Ce qu'il faut faire:
Mettez à jour le matériau depuis son début jusqu'à la ligne contenant « layer-row[interactable]: ▭ Rectangle 2 xyxy=(0,273,178,297) » incluse, en remplaçant « Free » par « Pro ». Redonnez uniquement ces lignes, sans rien modifier d'autre.

Liste de données
========================================

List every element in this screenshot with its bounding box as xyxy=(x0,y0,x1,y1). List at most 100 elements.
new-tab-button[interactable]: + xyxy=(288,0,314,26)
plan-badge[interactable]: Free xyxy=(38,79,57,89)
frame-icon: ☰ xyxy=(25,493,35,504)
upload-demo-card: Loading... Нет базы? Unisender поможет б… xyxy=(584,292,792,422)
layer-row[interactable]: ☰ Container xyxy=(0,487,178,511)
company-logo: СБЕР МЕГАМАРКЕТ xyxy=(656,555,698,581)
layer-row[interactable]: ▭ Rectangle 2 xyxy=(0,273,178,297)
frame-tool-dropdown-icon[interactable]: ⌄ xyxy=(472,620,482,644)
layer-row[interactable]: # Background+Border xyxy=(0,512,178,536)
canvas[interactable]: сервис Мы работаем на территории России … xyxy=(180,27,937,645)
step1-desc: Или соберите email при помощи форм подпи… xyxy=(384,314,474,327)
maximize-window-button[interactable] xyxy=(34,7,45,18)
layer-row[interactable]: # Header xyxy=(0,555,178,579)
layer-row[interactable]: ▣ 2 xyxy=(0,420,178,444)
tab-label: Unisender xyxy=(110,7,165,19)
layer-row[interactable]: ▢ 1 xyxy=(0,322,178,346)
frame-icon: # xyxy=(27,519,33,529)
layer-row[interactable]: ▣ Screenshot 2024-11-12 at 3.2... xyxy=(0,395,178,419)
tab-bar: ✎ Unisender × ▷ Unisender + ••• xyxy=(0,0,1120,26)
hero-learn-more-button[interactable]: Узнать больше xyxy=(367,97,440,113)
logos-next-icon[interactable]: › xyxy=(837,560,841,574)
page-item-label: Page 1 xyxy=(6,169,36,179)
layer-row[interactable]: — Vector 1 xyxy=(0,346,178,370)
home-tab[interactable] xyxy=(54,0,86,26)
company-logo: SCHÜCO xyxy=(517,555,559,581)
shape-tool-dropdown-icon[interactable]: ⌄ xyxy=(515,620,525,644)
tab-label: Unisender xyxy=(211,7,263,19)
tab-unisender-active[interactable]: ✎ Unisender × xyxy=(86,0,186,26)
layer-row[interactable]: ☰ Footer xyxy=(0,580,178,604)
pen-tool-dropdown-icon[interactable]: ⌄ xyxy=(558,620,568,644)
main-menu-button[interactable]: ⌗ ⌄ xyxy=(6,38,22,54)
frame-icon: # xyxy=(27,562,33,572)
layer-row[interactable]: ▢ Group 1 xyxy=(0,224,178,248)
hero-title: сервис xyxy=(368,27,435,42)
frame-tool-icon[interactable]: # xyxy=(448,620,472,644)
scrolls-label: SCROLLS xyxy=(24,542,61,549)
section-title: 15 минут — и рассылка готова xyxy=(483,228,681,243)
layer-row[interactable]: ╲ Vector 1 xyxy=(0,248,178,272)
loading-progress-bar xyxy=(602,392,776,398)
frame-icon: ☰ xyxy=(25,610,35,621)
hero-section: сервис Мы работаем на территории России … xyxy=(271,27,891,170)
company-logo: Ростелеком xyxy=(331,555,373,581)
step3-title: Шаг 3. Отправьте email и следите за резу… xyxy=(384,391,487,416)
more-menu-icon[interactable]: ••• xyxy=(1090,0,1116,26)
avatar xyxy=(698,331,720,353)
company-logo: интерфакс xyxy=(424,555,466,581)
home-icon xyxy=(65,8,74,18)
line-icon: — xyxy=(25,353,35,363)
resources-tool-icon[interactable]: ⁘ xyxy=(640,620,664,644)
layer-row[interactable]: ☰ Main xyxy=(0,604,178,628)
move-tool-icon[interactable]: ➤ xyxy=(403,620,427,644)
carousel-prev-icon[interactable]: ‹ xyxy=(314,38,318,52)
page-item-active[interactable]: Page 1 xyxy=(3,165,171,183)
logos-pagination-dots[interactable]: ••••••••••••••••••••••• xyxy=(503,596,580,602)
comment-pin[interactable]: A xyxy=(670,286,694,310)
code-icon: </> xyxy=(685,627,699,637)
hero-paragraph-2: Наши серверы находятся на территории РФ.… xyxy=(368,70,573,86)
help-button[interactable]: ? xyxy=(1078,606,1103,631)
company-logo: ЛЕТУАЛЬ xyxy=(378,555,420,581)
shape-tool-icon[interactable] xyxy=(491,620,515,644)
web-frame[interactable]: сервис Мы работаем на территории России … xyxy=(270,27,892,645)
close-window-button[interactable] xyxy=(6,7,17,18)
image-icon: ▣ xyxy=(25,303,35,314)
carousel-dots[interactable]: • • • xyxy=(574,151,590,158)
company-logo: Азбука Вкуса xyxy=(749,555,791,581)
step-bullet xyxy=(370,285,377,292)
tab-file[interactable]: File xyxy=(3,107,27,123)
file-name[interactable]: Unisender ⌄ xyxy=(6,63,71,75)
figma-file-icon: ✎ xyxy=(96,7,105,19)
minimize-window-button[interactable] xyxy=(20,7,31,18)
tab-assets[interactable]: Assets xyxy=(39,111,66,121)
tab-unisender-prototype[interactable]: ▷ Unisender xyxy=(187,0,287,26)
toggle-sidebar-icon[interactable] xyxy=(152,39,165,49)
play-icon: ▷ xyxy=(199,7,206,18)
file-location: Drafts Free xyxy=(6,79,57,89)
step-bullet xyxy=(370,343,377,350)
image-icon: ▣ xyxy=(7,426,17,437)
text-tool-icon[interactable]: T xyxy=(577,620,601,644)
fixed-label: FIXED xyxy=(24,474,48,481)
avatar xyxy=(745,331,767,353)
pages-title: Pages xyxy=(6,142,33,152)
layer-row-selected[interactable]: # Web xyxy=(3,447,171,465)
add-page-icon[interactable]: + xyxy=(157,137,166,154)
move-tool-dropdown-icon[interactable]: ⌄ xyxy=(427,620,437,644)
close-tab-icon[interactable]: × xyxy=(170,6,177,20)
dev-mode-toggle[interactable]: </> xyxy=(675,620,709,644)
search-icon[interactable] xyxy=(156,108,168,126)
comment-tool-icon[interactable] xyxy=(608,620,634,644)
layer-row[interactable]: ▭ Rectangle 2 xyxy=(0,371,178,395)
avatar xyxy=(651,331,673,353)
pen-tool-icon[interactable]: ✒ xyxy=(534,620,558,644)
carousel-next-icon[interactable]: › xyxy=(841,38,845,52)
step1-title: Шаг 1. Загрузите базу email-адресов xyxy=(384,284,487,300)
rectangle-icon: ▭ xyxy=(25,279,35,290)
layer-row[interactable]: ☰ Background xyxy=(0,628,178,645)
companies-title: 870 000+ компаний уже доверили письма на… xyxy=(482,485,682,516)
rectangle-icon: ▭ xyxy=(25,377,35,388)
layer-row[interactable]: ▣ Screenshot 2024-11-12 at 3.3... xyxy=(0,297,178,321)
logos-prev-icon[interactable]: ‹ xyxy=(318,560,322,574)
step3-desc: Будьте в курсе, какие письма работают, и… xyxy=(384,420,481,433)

========================================

Résultat ci-dessous:
List every element in this screenshot with its bounding box as xyxy=(x0,y0,x1,y1). List at most 100 elements.
new-tab-button[interactable]: + xyxy=(288,0,314,26)
plan-badge[interactable]: Pro xyxy=(38,79,57,89)
frame-icon: ☰ xyxy=(25,493,35,504)
upload-demo-card: Loading... Нет базы? Unisender поможет б… xyxy=(584,292,792,422)
layer-row[interactable]: ☰ Container xyxy=(0,487,178,511)
company-logo: СБЕР МЕГАМАРКЕТ xyxy=(656,555,698,581)
layer-row[interactable]: ▭ Rectangle 2 xyxy=(0,273,178,297)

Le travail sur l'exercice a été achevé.